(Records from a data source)
******

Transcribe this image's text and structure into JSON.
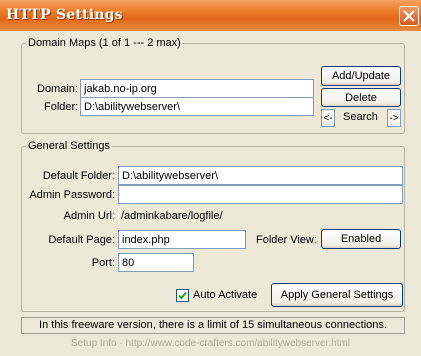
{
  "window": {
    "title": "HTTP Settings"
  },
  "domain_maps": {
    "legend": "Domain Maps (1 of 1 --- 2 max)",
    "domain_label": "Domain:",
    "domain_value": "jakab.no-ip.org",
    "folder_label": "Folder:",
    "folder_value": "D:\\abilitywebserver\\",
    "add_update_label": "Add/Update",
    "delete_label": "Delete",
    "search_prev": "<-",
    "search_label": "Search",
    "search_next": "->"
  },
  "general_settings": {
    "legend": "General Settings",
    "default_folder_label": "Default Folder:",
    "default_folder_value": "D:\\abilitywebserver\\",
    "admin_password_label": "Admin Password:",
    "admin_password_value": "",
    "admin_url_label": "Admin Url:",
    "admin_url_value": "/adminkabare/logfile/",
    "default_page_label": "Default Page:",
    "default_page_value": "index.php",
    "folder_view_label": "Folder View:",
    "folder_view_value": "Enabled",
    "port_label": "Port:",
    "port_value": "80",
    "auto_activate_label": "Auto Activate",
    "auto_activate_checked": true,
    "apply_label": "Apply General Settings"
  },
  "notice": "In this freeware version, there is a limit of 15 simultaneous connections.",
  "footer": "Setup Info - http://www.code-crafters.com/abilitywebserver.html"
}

******

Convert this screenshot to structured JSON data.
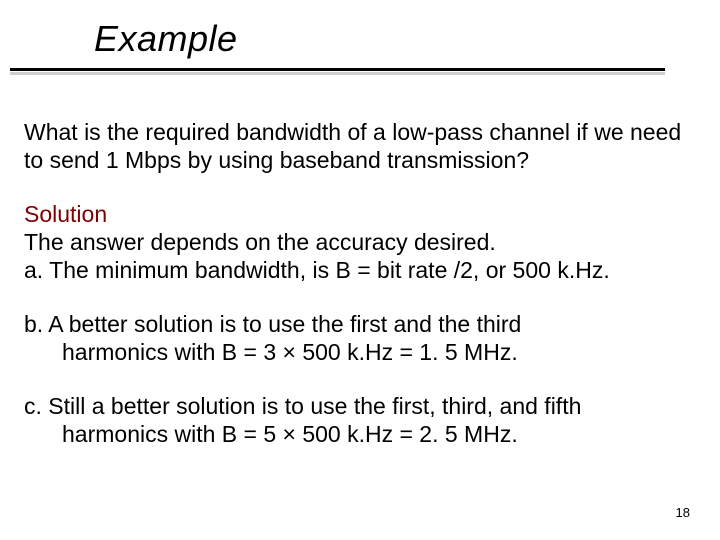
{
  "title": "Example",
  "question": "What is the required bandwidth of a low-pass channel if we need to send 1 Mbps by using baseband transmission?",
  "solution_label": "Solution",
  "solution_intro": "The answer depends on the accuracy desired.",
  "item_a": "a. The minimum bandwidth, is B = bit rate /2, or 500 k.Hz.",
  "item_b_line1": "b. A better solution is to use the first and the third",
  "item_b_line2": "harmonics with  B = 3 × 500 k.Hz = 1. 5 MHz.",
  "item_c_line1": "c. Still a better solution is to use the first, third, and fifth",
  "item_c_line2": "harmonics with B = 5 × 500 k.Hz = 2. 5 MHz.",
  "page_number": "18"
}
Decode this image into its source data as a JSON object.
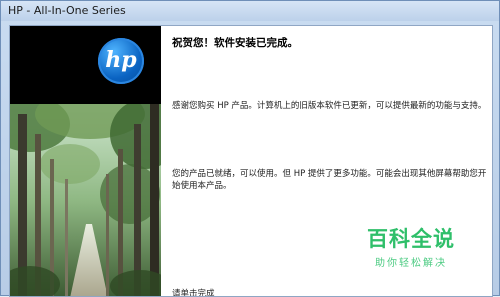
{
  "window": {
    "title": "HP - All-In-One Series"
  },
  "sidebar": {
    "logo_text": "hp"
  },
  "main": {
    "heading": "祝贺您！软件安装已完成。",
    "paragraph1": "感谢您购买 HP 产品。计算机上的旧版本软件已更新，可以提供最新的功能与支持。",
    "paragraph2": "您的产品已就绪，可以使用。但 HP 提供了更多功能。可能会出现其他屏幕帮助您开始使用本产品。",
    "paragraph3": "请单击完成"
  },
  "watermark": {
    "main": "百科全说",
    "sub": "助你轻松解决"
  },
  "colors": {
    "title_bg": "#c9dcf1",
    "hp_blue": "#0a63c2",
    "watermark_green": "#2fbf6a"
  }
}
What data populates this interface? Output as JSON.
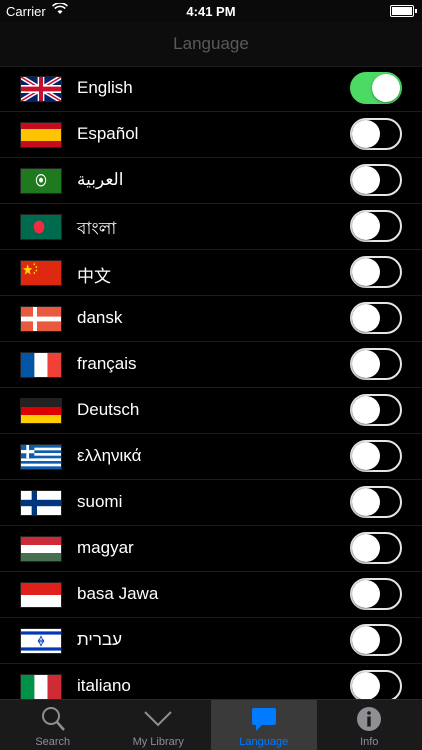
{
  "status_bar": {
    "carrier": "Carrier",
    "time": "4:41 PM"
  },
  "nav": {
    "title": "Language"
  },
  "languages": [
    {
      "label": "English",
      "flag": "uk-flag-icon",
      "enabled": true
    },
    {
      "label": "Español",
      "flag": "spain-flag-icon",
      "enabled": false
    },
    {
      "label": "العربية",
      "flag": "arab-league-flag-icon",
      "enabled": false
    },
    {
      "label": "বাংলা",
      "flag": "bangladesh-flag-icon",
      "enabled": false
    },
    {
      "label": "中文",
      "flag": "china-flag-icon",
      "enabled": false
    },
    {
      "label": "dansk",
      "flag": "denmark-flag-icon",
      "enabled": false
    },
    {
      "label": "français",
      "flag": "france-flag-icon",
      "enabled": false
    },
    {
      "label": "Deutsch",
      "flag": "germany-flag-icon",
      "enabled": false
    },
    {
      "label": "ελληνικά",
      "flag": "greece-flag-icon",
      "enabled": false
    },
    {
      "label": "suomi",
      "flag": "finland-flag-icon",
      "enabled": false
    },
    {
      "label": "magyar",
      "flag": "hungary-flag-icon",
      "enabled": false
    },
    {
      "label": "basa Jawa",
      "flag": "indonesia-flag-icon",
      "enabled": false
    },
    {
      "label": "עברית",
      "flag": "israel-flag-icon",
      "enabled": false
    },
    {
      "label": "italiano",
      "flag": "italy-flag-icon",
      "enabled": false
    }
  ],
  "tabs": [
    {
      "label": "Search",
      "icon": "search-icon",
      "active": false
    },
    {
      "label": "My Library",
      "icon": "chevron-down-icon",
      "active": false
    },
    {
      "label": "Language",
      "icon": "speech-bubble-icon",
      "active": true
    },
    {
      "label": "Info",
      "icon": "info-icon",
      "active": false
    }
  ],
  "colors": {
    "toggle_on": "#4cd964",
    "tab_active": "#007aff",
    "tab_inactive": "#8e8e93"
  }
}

******

Exercise aim -> Check every line of the listing for the string "harmonics" and report how many lines have it, as a number alone.

Answer to the exercise -> 2